— Data listing —
•••
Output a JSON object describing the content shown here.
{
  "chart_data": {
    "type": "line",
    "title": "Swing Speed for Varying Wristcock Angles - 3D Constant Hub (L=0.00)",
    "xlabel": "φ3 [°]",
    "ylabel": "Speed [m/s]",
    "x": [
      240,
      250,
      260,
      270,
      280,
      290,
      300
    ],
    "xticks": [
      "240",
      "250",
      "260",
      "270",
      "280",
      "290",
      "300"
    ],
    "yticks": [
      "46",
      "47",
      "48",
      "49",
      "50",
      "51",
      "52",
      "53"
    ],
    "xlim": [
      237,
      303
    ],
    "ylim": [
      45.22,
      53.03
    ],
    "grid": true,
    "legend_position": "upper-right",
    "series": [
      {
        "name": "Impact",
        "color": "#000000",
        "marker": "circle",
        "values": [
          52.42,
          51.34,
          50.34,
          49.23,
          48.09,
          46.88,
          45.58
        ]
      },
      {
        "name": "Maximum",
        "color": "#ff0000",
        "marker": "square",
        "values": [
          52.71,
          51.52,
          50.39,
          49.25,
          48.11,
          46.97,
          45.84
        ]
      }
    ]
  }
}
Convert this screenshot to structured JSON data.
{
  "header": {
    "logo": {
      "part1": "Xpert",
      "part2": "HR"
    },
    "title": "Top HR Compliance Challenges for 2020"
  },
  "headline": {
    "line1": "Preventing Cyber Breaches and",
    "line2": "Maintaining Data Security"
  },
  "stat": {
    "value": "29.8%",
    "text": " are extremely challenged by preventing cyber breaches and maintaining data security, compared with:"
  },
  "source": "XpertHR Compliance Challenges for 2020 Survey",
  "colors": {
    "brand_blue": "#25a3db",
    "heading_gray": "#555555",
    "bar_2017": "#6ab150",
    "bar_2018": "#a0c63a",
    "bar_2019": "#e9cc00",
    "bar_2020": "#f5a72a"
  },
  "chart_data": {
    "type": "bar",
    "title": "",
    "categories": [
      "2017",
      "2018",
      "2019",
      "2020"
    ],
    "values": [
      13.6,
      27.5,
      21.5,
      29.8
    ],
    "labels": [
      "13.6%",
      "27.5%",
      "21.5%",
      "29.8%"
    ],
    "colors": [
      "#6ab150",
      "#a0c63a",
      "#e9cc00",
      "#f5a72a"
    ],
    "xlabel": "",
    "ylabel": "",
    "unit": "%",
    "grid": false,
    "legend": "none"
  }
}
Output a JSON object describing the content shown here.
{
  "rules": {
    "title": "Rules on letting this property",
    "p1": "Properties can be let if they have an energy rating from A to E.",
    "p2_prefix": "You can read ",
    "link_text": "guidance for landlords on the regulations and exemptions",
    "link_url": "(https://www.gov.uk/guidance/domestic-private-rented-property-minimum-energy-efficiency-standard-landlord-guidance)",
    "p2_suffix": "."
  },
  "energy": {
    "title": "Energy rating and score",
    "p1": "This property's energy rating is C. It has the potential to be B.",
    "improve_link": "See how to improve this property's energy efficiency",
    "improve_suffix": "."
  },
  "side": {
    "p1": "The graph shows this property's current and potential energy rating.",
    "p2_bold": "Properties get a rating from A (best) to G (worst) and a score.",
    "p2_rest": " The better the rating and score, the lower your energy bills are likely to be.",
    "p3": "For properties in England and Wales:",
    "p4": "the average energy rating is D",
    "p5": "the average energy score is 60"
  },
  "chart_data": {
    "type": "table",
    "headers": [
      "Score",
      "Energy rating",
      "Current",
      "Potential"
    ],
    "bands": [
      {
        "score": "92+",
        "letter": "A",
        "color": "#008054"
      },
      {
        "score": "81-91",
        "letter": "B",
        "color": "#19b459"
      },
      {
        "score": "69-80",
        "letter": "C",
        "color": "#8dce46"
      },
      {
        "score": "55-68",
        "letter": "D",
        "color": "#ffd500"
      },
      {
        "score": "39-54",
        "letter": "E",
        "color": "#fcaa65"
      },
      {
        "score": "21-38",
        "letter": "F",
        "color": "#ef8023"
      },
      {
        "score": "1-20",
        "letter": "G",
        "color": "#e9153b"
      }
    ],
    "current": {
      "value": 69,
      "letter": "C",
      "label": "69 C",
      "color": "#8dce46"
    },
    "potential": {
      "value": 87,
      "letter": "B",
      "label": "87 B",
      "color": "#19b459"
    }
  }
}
•••
Scan the listing above and identify each line holding the string "Challenges"; copy every such line.

— EXPECTED ANSWER —
    "title": "Top HR Compliance Challenges for 2020"
  "source": "XpertHR Compliance Challenges for 2020 Survey",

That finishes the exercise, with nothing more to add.